BEGIN Data section

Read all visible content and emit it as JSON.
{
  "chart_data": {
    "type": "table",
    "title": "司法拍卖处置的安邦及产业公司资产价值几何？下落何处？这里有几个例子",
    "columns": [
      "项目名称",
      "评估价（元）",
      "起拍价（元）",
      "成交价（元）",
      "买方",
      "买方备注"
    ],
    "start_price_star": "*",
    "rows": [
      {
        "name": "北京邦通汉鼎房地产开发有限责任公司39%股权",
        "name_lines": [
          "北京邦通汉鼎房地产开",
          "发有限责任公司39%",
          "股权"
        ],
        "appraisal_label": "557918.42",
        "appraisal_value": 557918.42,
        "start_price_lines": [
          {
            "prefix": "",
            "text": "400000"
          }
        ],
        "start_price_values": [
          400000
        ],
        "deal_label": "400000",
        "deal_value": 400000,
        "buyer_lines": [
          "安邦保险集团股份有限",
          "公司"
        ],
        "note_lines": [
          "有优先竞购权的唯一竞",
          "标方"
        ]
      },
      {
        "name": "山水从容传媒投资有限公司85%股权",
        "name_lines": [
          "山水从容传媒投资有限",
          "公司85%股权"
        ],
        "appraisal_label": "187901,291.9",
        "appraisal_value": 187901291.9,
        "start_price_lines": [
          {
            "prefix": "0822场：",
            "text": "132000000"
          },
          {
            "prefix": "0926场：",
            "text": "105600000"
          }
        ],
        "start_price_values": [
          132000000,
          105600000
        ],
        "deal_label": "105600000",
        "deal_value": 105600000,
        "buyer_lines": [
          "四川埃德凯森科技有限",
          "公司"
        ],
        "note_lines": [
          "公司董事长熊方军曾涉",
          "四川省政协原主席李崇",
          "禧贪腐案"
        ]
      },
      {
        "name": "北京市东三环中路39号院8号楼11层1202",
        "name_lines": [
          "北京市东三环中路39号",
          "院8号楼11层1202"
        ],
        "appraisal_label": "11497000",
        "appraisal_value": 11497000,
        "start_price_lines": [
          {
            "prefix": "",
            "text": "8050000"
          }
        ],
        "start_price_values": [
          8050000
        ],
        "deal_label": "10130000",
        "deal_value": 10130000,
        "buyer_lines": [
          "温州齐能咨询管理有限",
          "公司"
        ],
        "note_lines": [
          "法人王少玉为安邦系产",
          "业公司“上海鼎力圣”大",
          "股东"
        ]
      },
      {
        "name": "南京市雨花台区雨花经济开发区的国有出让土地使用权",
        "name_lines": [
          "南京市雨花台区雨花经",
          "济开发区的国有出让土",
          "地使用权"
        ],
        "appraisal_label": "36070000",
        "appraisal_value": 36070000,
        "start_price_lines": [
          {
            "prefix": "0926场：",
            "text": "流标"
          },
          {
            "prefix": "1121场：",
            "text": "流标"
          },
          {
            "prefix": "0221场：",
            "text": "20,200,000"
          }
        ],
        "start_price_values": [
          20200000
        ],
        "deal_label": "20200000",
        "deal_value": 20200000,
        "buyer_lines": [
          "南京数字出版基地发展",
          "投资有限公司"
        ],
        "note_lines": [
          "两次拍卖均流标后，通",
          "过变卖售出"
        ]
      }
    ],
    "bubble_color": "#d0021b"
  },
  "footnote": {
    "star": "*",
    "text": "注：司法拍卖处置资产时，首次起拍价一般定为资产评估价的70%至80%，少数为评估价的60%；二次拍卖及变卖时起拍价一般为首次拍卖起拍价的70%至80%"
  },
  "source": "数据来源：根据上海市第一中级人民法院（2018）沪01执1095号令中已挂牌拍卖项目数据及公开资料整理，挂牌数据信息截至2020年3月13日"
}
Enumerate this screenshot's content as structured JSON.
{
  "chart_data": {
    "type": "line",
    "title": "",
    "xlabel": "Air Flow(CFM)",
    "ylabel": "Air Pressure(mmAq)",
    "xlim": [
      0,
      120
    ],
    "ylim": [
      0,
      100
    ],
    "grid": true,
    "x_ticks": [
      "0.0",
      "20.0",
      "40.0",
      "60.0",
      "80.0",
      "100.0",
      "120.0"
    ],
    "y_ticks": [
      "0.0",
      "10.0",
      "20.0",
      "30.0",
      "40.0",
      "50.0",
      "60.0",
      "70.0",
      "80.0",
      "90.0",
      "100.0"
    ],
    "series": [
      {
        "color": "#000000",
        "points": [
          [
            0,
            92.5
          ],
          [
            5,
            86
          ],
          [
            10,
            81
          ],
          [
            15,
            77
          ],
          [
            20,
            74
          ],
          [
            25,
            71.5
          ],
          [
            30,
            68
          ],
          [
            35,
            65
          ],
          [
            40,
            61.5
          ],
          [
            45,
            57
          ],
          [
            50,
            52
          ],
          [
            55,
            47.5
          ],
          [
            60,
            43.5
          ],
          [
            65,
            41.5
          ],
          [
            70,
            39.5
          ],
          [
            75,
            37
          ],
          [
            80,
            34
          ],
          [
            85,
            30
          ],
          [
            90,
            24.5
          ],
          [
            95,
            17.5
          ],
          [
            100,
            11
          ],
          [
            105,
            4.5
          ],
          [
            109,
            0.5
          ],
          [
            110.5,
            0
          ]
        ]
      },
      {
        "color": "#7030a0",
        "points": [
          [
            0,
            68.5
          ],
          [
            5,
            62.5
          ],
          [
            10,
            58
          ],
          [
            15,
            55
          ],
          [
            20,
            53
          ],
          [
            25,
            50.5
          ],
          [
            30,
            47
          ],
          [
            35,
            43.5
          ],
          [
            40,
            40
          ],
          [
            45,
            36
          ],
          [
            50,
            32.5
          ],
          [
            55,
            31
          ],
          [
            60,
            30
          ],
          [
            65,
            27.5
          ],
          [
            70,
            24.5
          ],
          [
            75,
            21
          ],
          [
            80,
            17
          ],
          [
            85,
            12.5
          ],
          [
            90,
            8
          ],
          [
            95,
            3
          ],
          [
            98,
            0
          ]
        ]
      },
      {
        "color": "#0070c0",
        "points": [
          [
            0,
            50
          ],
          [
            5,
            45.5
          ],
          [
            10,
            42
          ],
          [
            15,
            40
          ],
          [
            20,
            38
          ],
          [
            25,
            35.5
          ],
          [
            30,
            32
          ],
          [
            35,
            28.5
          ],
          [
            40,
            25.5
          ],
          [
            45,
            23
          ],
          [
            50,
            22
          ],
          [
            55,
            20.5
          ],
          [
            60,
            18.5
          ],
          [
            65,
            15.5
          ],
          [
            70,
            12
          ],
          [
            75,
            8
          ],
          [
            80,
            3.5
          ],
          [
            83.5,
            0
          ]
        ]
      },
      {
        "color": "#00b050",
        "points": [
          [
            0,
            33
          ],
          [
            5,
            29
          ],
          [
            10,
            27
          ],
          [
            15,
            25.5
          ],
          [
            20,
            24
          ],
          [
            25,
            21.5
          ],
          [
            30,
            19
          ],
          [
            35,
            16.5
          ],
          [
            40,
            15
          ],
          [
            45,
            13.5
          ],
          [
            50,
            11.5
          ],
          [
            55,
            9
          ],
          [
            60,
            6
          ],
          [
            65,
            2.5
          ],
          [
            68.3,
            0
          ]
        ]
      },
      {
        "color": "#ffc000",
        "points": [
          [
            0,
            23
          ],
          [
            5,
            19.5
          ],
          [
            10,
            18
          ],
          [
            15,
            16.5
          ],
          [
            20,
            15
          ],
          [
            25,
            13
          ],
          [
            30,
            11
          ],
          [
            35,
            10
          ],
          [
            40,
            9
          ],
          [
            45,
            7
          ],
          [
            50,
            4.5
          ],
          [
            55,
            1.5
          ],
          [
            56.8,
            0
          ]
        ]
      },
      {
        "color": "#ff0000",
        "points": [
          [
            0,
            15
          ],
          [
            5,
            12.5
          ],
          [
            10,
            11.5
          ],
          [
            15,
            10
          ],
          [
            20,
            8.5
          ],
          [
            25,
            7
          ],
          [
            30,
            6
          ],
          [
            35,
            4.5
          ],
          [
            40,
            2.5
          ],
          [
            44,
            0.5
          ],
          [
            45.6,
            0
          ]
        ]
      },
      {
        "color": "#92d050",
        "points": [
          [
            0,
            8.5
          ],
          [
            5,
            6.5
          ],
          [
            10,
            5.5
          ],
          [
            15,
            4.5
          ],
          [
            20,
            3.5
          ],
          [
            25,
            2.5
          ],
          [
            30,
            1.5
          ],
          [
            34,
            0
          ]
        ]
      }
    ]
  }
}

END Data section

**What you are asked to do:**
Look above for lines with the word "JSON" and copy them all.

**Expected answer:**
Read all visible content and emit it as JSON.
Enumerate this screenshot's content as structured JSON.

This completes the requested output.